Locate the lines of the listing below that hold "معماری", then copy each of them.

Data records

• • • • • • •

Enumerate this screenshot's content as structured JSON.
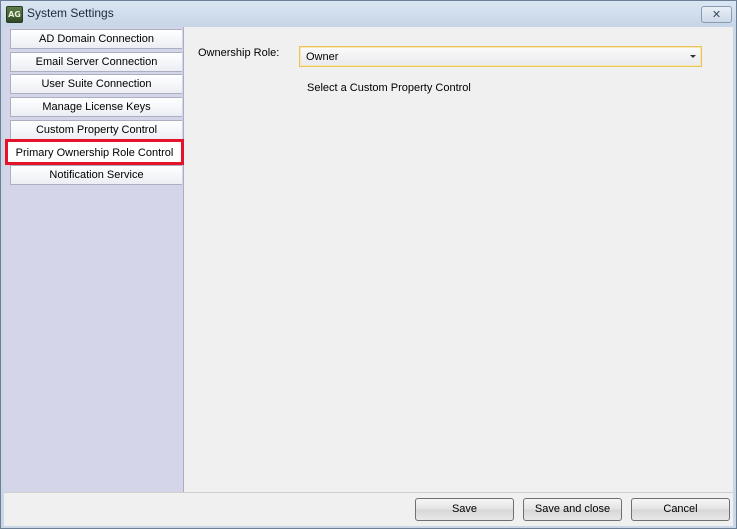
{
  "window": {
    "title": "System Settings",
    "app_icon_text": "AG",
    "close_glyph": "✕"
  },
  "sidebar": {
    "tabs": [
      {
        "label": "AD Domain Connection"
      },
      {
        "label": "Email Server Connection"
      },
      {
        "label": "User Suite Connection"
      },
      {
        "label": "Manage License Keys"
      },
      {
        "label": "Custom Property Control"
      },
      {
        "label": "Primary Ownership Role Control",
        "selected": true,
        "highlighted": true
      },
      {
        "label": "Notification Service"
      }
    ]
  },
  "main": {
    "ownership_role_label": "Ownership Role:",
    "ownership_role_value": "Owner",
    "hint_text": "Select a Custom Property Control"
  },
  "footer": {
    "save_label": "Save",
    "save_close_label": "Save and close",
    "cancel_label": "Cancel"
  },
  "colors": {
    "highlight_border": "#e2132a",
    "sidebar_bg": "#d4d5e8",
    "select_border": "#e8c45a"
  }
}
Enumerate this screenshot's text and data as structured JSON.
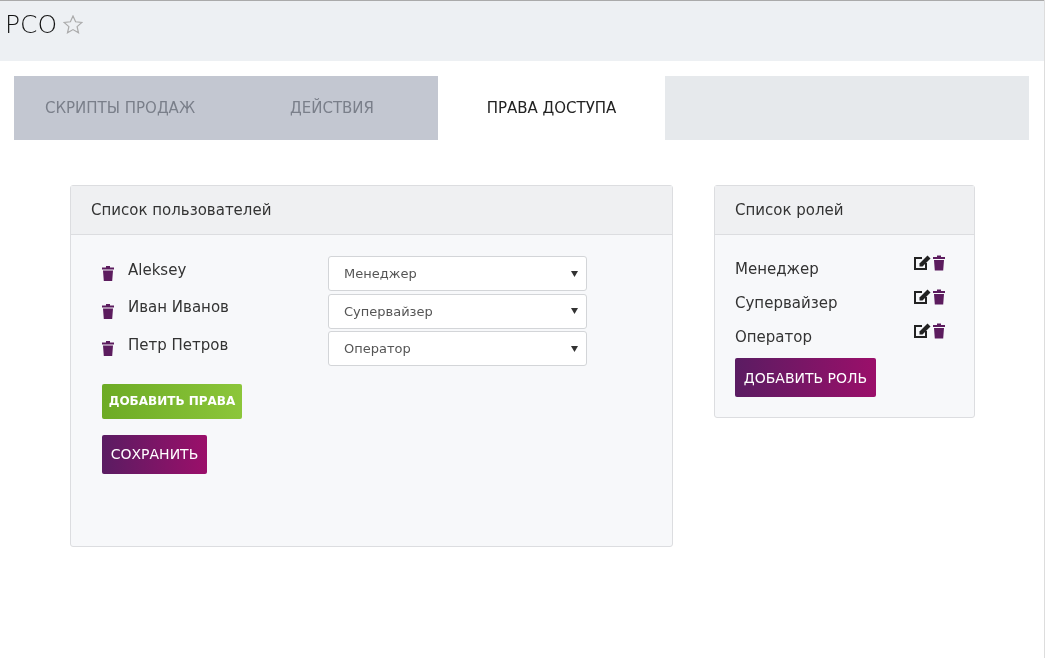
{
  "header": {
    "title": "РСО",
    "favorite": false
  },
  "tabs": [
    {
      "label": "СКРИПТЫ ПРОДАЖ",
      "selected": false
    },
    {
      "label": "ДЕЙСТВИЯ",
      "selected": false
    },
    {
      "label": "ПРАВА ДОСТУПА",
      "selected": true
    }
  ],
  "users_panel": {
    "title": "Список пользователей",
    "users": [
      {
        "name": "Aleksey",
        "role": "Менеджер"
      },
      {
        "name": "Иван Иванов",
        "role": "Супервайзер"
      },
      {
        "name": "Петр Петров",
        "role": "Оператор"
      }
    ],
    "add_button": "ДОБАВИТЬ ПРАВА",
    "save_button": "СОХРАНИТЬ"
  },
  "roles_panel": {
    "title": "Список ролей",
    "roles": [
      {
        "name": "Менеджер"
      },
      {
        "name": "Супервайзер"
      },
      {
        "name": "Оператор"
      }
    ],
    "add_button": "ДОБАВИТЬ РОЛЬ"
  }
}
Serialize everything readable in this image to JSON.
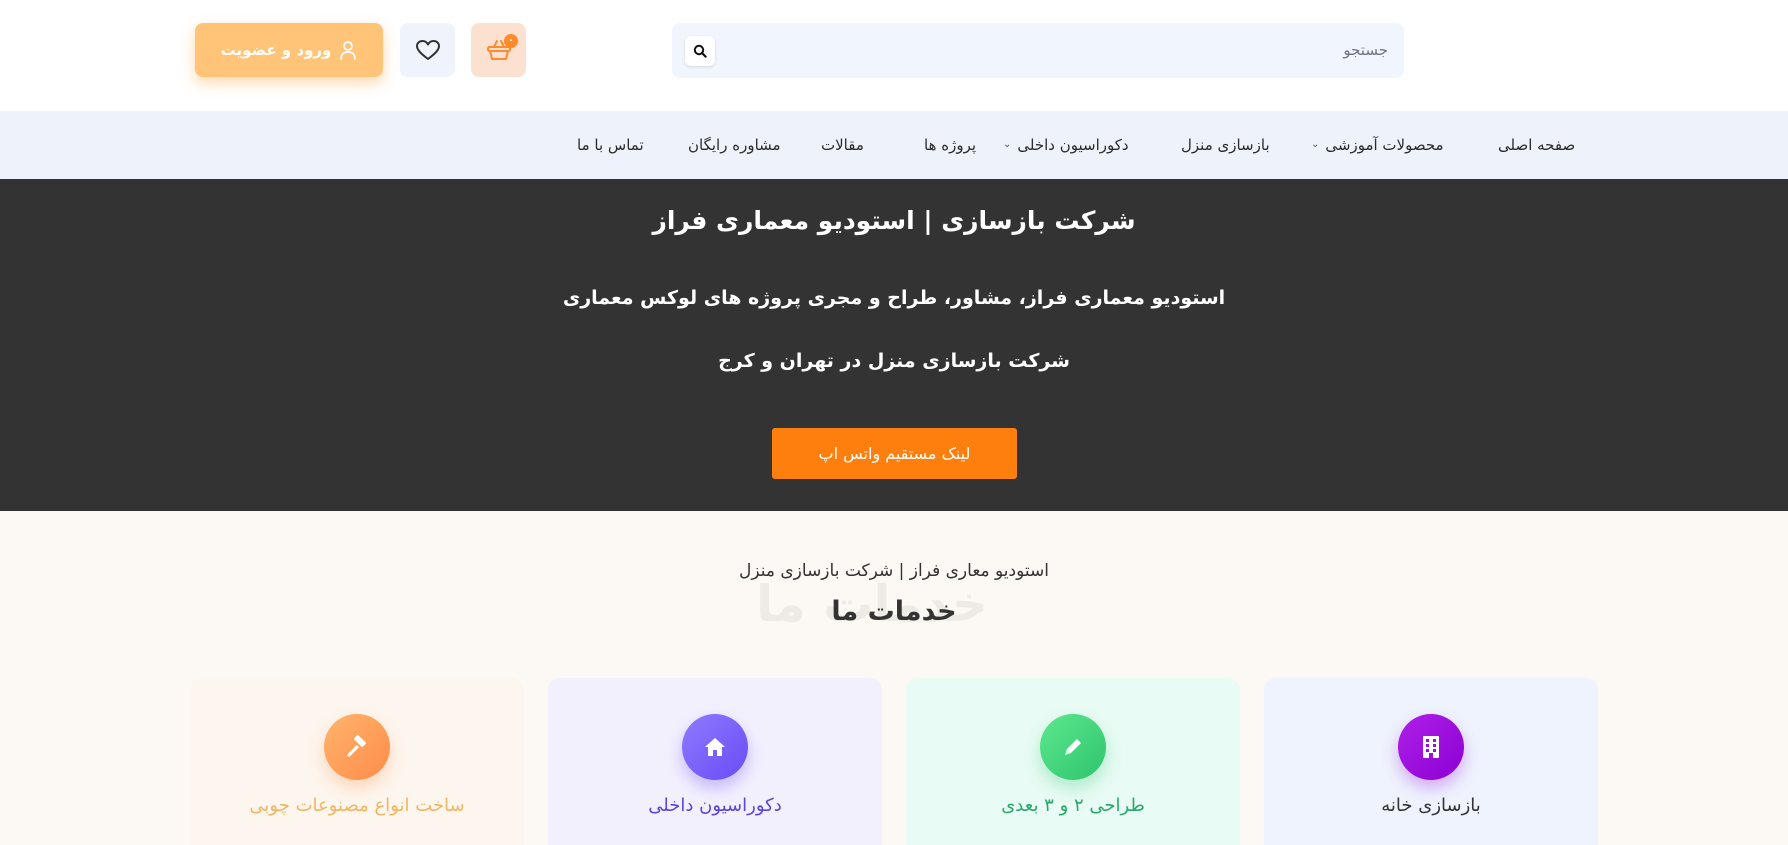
{
  "header": {
    "search": {
      "placeholder": "جستجو"
    },
    "cart": {
      "count": "۰"
    },
    "login": {
      "label": "ورود و عضویت"
    }
  },
  "nav": {
    "items": [
      {
        "label": "صفحه اصلی"
      },
      {
        "label": "محصولات آموزشی"
      },
      {
        "label": "بازسازی منزل"
      },
      {
        "label": "دکوراسیون داخلی"
      },
      {
        "label": "پروژه ها"
      },
      {
        "label": "مقالات"
      },
      {
        "label": "مشاوره رایگان"
      },
      {
        "label": "تماس با ما"
      }
    ]
  },
  "hero": {
    "title": "شرکت بازسازی | استودیو معماری فراز",
    "line1": "استودیو معماری فراز، مشاور، طراح و مجری پروژه های لوکس معماری",
    "line2": "شرکت بازسازی منزل در تهران و کرج",
    "button": "لینک مستقیم واتس اپ"
  },
  "services": {
    "subtitle": "استودیو معاری فراز | شرکت بازسازی منزل",
    "ghost": "خدمات ما",
    "title": "خدمات ما",
    "cards": [
      {
        "label": "بازسازی خانه"
      },
      {
        "label": "طراحی ۲ و ۳ بعدی"
      },
      {
        "label": "دکوراسیون داخلی"
      },
      {
        "label": "ساخت انواع مصنوعات چوبی"
      }
    ]
  },
  "colors": {
    "accent_orange": "#ff7f0e",
    "login_button": "#ffc478",
    "nav_background": "#eef3fb",
    "hero_background": "#333333"
  }
}
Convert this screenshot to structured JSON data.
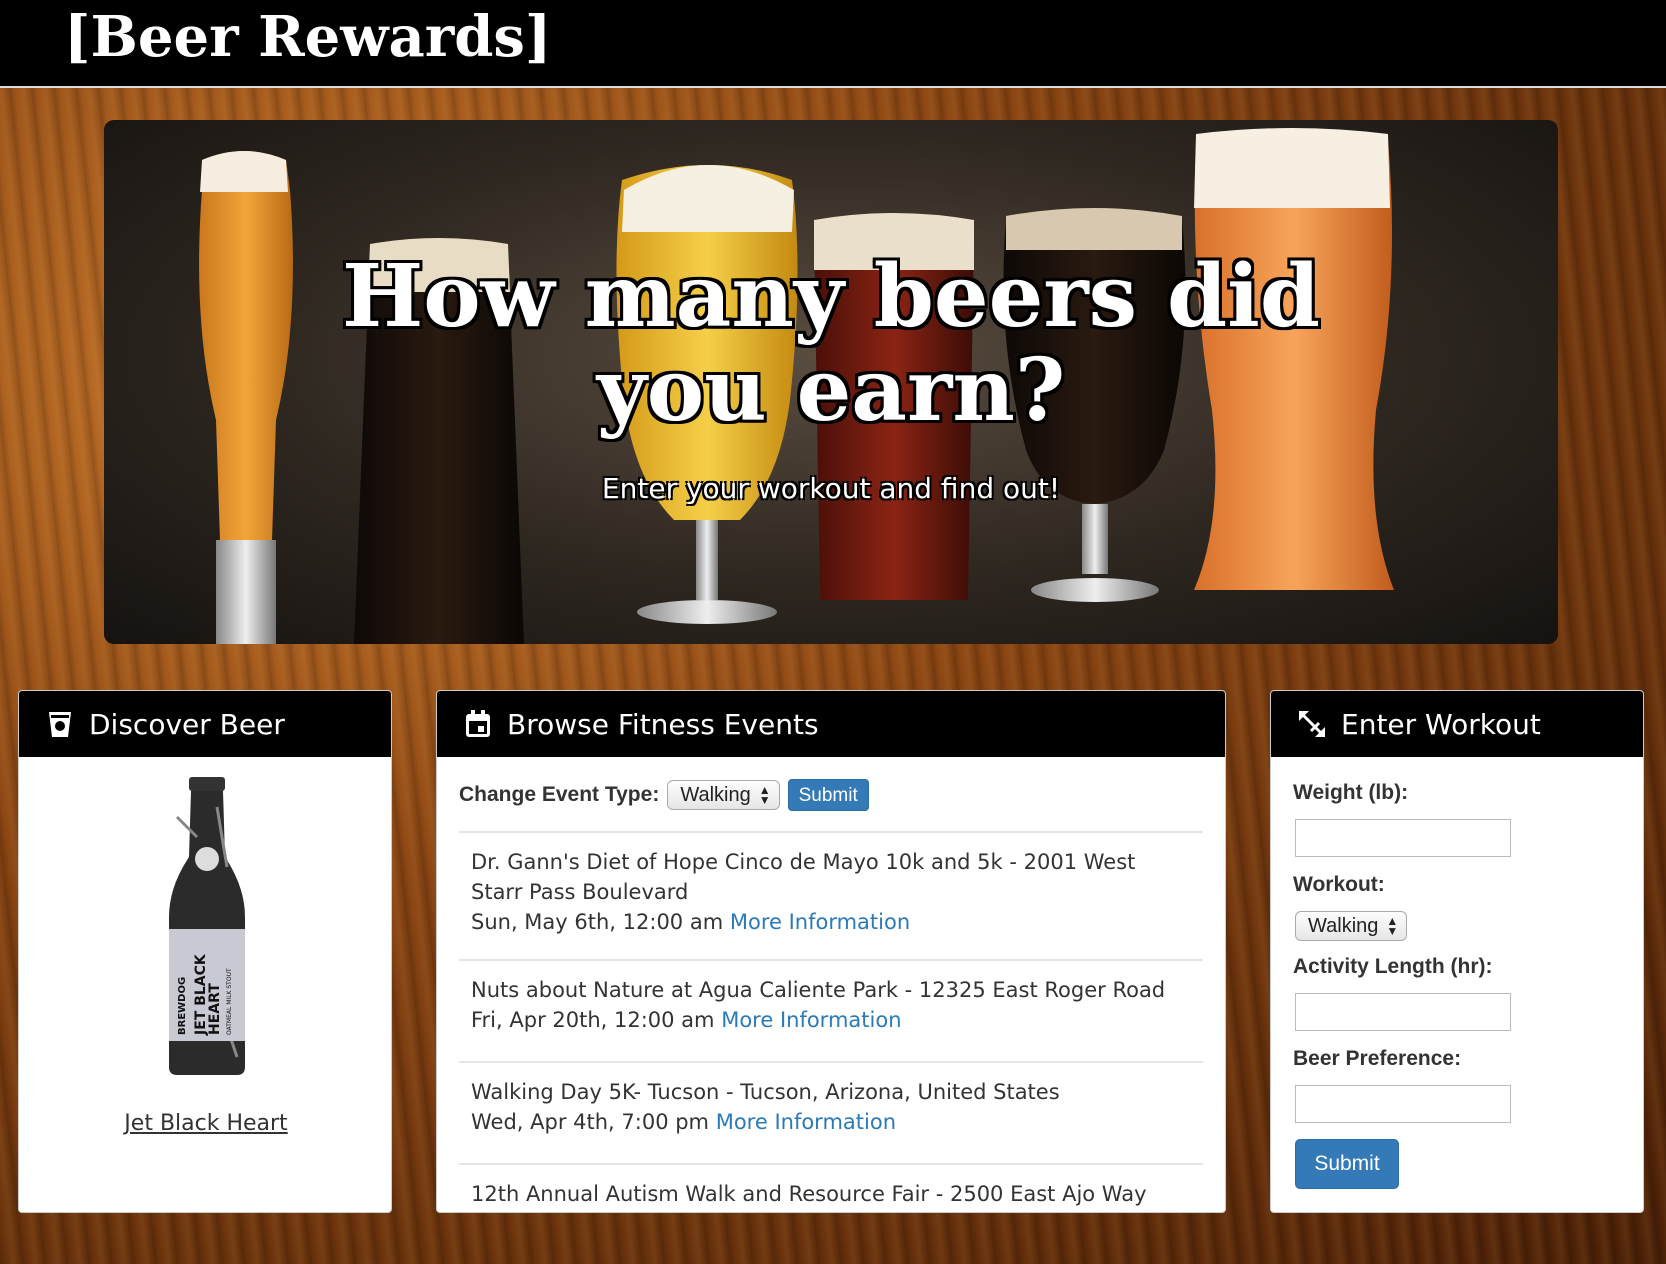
{
  "header": {
    "brand": "[Beer Rewards]"
  },
  "hero": {
    "title": "How many beers did you earn?",
    "subtitle": "Enter your workout and find out!"
  },
  "discover": {
    "heading": "Discover Beer",
    "icon": "beer-glass-icon",
    "beer_name": "Jet Black Heart",
    "bottle_label": [
      "BREWDOG",
      "JET BLACK",
      "HEART",
      "OATMEAL MILK STOUT"
    ]
  },
  "events": {
    "heading": "Browse Fitness Events",
    "icon": "calendar-icon",
    "change_label": "Change Event Type:",
    "selected_type": "Walking",
    "submit_label": "Submit",
    "items": [
      {
        "title": "Dr. Gann's Diet of Hope Cinco de Mayo 10k and 5k - 2001 West Starr Pass Boulevard",
        "date": "Sun, May 6th, 12:00 am",
        "link": "More Information"
      },
      {
        "title": "Nuts about Nature at Agua Caliente Park - 12325 East Roger Road",
        "date": "Fri, Apr 20th, 12:00 am",
        "link": "More Information"
      },
      {
        "title": "Walking Day 5K- Tucson - Tucson, Arizona, United States",
        "date": "Wed, Apr 4th, 7:00 pm",
        "link": "More Information"
      },
      {
        "title": "12th Annual Autism Walk and Resource Fair - 2500 East Ajo Way",
        "date": "",
        "link": ""
      }
    ]
  },
  "workout": {
    "heading": "Enter Workout",
    "icon": "resize-arrows-icon",
    "weight_label": "Weight (lb):",
    "weight_value": "",
    "workout_label": "Workout:",
    "workout_selected": "Walking",
    "length_label": "Activity Length (hr):",
    "length_value": "",
    "preference_label": "Beer Preference:",
    "preference_value": "",
    "submit_label": "Submit"
  }
}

• • • • • • •

TASK SOLUTION
    "title": "شرکت بازسازی | استودیو معماری فراز",
    "line1": "استودیو معماری فراز، مشاور، طراح و مجری پروژه های لوکس معماری",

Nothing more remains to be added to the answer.